WRITTEN INSTRUCTION »
Of the lines in the entries below, state how many hold the word "What". Say nothing else.

DATASET ENTRIES »
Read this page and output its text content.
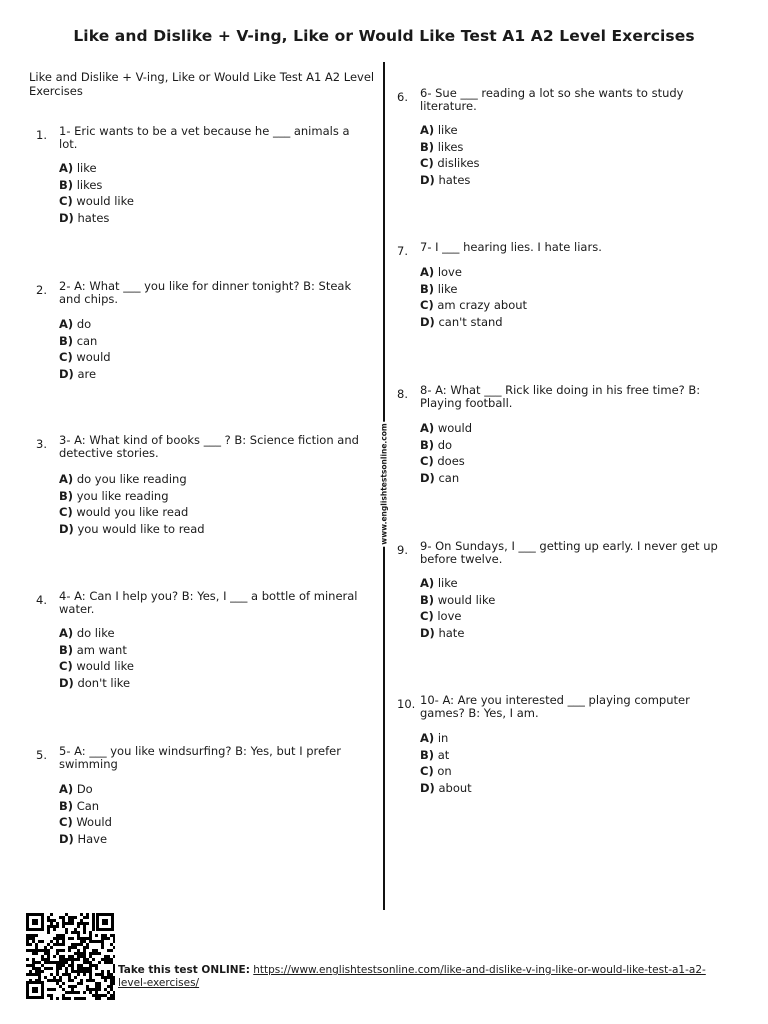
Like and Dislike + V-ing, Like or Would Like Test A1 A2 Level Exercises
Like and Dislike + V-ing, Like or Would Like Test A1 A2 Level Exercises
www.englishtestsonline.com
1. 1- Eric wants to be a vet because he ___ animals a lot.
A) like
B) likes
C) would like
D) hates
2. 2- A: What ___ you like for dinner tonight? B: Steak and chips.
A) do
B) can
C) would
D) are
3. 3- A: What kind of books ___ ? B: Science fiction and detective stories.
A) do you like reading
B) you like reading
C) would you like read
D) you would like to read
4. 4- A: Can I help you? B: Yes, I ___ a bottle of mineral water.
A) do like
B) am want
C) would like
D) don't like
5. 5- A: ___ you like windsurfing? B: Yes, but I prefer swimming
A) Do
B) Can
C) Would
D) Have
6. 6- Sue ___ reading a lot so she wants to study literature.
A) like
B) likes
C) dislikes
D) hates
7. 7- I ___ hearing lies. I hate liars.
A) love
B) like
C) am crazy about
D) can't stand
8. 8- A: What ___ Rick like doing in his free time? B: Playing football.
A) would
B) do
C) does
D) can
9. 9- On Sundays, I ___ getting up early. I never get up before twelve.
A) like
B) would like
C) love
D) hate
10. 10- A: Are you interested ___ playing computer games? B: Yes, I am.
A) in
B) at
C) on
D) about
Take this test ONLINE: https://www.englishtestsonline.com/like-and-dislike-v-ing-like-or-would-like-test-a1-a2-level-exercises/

WORKED SOLUTION »
3